Task description
Reproduce word for word the part of the cycling account below that begins at the words "As I left Barnard" and stops after "keeping them warm.".

Text shown
As I left Barnard Castle en route to Yad Moss, setting out on the B-road that leads up over the Pennines, a lad was standing by the side of the road shouting into his mobile phone. He took one look at me, stopped mid-sentence, and then I heard him say “this bloke’s just ridden past me on a bike, all lit up”. At least I was visible, then! I was becoming aware of a stiffness in my achilles tendons, particularly my left one – the cold was seeping through my legs, and I didn’t have any way of keeping them warm.
From the south side, the climb is quite steady, passing such notable landmarks as the High Force waterfalls. I was able to measure out my effort steadily to the highest point of the route, 598 m up. It was getting colder and a drizzle was falling (either that, or I was riding into a cloud!), but the climbing was keeping me warm. I passed by the Youth hostel at Langdon Beck, an optional checkpoint. It was marked out by a flashing light, and there was a marshal standing out in the road (at 4 o’clock in the morning!), but I indicated I was going to press on to the next control at Alston. As I went over the top of the climb it was just starting to get light and I discovered that the major hazard wasn’t sheep – they were all asleep in the fields – it was the suicidal rabbits I was having problems with. They darted left and right, occasionally just stopping and cowering right in front of me! After a couple of kilometres of “dodge-the-bunny”, I was getting very cold, and stopped to put on another jacket for the rest of the descent, although the antics of the rabbits weren’t allowing me much opportunity to twirl my 50×13 top gear. A beautiful white owl flew alongside me for a few hundred metres too, seemingly just keeping a watchful eye on me as I left the moor. I plummeted down the cobbled hill in Alston, and was quickly into the (thankfully very warm) Youth Hostel there. The helpers were just getting up, washing and showering, having been warned of my approach. I got a toasted sandwich and a warming cuppa, before pressing on to the next section, an undulating road that was thankfully more down than up.

Dataset extract

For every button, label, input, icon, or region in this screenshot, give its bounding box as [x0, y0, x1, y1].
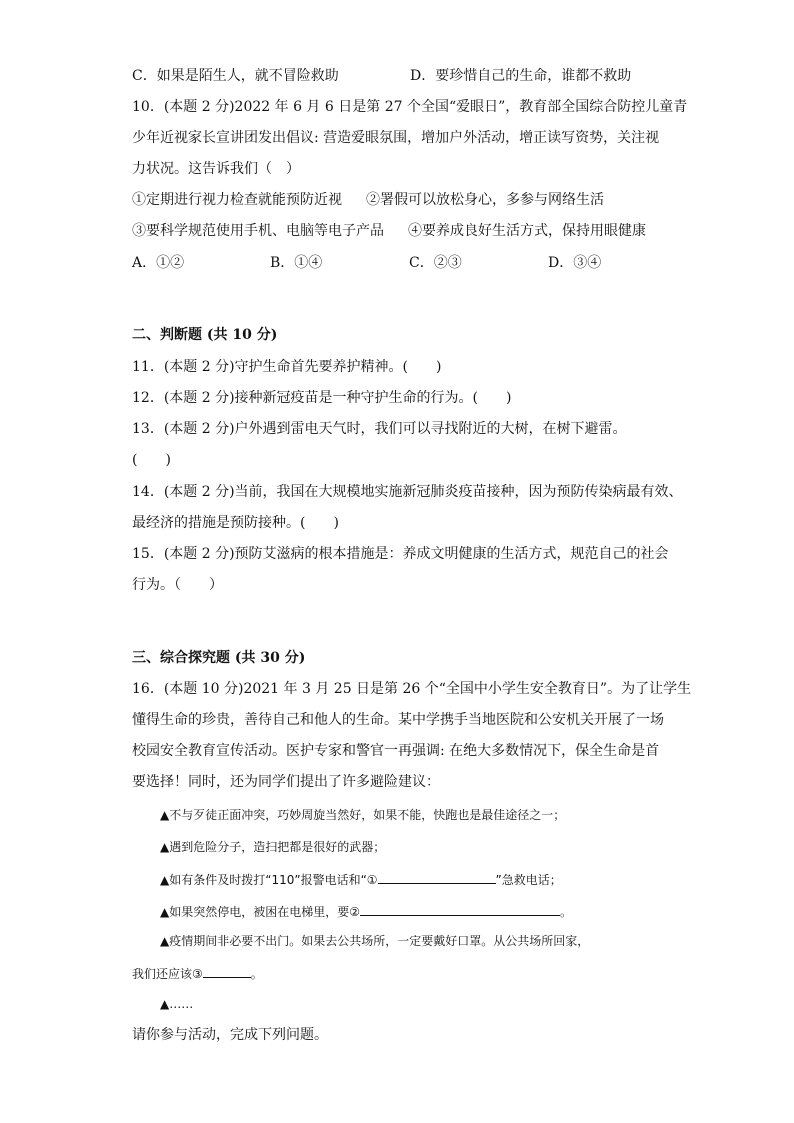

Solution for this task
As I left Barnard Castle en route to Yad Moss, setting out on the B-road that leads up over the Pennines, a lad was standing by the side of the road shouting into his mobile phone. He took one look at me, stopped mid-sentence, and then I heard him say “this bloke’s just ridden past me on a bike, all lit up”. At least I was visible, then! I was becoming aware of a stiffness in my achilles tendons, particularly my left one – the cold was seeping through my legs, and I didn’t have any way of keeping them warm.